Também a reação dos religiosos me parece despropositada. Se a Corte mantiver sua posição de que as cruzes ferem os direitos das minorias não cristãs e mandar retirá-las das escolas e tribunais, isso em nada diminuirá o papel da religião para os fiéis. É preciso muita paranoia para ver aí uma golpe contra Deus, o qual, de resto, se tem apenas uma fração poderes que os crentes lhe atribuem, seria plenamente capaz de defender-se sozinho.

A insistência na manutenção me remete a um livro que acabo de ler. Trata-se de “The God Virus”, de Darrel Rey, psicólogo e estudioso das religiões, que percorreu uma trajetória suave até o ateísmo. Criado num ambiente fundamentalista, ele se tornou mestre em estudos religiosos por um seminário metodista. Foi aos poucos se afastando da igreja. Com 30 anos, havia se tornado agnóstico e, aos 40, já era ateu.

“The God Virus” não é uma obra excepcional, mas traz alguns “insights” interessantes. A estrutura é até bem simples. Rey abraça a tese de Richard Dawkins de que existem complexos de unidades culturais (os memes) que são capazes de reproduzir-se, mutar, evoluir e morrer exatamente como seres vivos e a aplica à religião, com especial cuidado com as relações interpessoais sob a batuta divina.

Num resumo grosseiro, como diz o título, o autor equipara deuses a vírus. E é o próprio Rey quem lembra que nem todos os vírus são patológicos. Nós podemos viver relativamente bem com vários deles, embora existam alguns tipos extremamente parasitários.

Há vários pontos do livro que seria interessante destacar, mas me limito ao papel dos vetores. Religiões precisam de um veículo para infectar as mentes dos humanos que reproduzem e executam suas ideias. E eles existem aos borbotões. São os próprios pais que introduzem seus filhos nos mistérios de sua crença. Os mais eficientes desses vetores, entretanto, são os sacerdotes, pastores, padres, rabinos imãs etc. Eles, mais do que os fiéis ordinários, se dedicam a converter pessoas e preservar a “pureza” do DNA religioso, para que não seja conspurcado por mutações que possam descaracterizá-la.

* **Itens fornecidos**
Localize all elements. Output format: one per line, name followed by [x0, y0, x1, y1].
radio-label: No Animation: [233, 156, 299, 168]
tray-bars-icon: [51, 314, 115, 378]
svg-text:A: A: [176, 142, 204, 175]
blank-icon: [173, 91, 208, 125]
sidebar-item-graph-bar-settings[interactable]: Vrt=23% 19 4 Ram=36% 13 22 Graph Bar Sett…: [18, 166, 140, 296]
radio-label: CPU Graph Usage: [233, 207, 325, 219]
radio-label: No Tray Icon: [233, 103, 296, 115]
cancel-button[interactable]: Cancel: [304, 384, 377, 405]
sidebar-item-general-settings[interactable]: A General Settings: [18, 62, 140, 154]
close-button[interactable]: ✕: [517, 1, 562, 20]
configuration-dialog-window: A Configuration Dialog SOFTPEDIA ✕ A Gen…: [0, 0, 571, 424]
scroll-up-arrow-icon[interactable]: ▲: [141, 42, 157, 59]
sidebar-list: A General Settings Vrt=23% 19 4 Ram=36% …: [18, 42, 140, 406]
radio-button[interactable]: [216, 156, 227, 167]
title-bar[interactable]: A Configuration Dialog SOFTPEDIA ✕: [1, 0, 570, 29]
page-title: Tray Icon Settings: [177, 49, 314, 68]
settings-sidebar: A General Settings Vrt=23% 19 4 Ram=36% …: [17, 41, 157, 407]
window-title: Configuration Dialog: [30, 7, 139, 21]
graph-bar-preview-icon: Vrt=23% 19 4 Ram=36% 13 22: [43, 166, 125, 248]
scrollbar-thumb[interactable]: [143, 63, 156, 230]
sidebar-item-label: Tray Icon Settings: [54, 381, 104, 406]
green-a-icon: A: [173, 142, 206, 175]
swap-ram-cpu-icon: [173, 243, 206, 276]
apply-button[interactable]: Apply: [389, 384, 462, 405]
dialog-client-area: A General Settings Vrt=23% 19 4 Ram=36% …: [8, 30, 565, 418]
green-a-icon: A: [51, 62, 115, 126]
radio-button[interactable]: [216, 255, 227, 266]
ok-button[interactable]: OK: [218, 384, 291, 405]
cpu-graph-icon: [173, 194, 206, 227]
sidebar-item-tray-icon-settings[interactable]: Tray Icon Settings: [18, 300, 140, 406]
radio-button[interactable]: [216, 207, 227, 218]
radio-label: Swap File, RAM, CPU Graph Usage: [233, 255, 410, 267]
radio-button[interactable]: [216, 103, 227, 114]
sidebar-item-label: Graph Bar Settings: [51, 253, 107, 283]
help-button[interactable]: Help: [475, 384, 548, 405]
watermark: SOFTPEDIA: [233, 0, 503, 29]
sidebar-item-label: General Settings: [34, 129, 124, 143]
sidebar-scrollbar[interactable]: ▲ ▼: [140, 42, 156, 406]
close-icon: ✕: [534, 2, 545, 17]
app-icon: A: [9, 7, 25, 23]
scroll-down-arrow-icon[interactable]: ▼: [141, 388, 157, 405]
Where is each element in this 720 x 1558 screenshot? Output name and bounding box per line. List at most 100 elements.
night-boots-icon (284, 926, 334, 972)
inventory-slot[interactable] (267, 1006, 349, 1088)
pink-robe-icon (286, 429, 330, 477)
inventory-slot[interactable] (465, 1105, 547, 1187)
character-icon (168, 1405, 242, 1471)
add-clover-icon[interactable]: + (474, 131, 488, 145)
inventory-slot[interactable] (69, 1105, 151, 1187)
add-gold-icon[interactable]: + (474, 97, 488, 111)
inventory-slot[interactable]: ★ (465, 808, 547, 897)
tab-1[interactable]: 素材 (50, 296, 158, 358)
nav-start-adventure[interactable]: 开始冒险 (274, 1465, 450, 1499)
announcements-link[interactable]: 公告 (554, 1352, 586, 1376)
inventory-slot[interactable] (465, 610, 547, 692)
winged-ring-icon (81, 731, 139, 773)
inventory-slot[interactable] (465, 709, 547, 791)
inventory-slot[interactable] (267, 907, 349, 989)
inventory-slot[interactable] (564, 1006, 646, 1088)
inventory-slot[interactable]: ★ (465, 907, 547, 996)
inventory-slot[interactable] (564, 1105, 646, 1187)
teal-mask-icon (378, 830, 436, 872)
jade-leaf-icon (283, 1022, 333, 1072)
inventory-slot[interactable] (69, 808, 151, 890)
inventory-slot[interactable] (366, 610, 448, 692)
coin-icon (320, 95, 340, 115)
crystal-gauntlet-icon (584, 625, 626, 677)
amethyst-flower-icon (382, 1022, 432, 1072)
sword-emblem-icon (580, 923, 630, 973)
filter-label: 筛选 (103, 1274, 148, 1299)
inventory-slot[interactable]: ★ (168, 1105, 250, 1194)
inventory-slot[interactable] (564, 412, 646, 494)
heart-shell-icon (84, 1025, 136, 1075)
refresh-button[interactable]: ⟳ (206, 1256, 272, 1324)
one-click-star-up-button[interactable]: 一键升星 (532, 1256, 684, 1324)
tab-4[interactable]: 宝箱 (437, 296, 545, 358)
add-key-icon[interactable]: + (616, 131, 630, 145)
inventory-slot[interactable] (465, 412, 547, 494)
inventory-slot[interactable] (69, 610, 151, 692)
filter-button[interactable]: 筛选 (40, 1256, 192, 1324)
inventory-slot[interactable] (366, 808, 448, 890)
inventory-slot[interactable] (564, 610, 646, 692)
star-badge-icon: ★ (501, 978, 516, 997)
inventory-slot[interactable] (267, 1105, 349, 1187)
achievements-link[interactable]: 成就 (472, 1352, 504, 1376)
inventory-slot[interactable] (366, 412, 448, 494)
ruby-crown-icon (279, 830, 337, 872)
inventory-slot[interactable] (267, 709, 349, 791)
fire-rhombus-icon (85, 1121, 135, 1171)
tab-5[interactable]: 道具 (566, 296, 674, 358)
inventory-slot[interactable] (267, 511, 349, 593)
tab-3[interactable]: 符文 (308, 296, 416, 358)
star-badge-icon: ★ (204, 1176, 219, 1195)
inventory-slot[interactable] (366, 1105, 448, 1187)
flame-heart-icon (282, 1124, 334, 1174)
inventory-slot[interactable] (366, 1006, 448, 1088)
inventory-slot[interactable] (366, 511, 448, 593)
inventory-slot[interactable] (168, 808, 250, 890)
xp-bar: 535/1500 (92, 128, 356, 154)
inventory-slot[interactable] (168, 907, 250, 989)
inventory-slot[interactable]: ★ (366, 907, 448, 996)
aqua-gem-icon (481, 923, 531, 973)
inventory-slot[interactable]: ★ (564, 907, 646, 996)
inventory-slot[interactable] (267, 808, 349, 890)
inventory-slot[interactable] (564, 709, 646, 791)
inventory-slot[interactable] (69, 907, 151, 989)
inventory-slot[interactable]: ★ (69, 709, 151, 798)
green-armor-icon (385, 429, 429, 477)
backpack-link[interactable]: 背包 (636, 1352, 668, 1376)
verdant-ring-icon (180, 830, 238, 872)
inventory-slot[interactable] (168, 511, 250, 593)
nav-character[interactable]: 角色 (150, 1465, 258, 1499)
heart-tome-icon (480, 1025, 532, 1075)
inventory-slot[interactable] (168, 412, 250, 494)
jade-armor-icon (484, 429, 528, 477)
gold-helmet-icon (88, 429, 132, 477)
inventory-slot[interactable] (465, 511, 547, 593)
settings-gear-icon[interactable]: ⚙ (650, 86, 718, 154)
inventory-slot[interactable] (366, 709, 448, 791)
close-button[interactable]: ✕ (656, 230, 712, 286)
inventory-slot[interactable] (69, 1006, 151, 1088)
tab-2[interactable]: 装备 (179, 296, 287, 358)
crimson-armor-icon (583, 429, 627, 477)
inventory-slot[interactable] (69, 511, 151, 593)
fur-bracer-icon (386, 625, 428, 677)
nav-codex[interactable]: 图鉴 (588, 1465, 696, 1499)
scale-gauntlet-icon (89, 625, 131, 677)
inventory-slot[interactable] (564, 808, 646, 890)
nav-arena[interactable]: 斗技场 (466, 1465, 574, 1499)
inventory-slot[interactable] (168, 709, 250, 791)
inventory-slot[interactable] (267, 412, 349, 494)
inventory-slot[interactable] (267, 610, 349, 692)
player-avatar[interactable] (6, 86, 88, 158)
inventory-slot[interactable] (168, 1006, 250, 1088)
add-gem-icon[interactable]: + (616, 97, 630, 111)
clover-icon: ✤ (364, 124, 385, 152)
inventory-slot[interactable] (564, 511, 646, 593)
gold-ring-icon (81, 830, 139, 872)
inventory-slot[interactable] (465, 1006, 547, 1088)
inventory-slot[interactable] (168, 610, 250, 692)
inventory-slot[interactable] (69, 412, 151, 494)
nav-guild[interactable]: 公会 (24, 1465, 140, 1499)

* **Problemas e tarefas**
1. Segundo o trecho da página, com que idade Darrel Rey já era ateu?
2. Repita, sem alterações, tudo o que vai de “Há vários pontos” até “que possam descaracterizá-la.” no trecho da página.

* **Respostas por item**
1. Aos 40 anos.

2.
Há vários pontos do livro que seria interessante destacar, mas me limito ao papel dos vetores. Religiões precisam de um veículo para infectar as mentes dos humanos que reproduzem e executam suas ideias. E eles existem aos borbotões. São os próprios pais que introduzem seus filhos nos mistérios de sua crença. Os mais eficientes desses vetores, entretanto, são os sacerdotes, pastores, padres, rabinos imãs etc. Eles, mais do que os fiéis ordinários, se dedicam a converter pessoas e preservar a “pureza” do DNA religioso, para que não seja conspurcado por mutações que possam descaracterizá-la.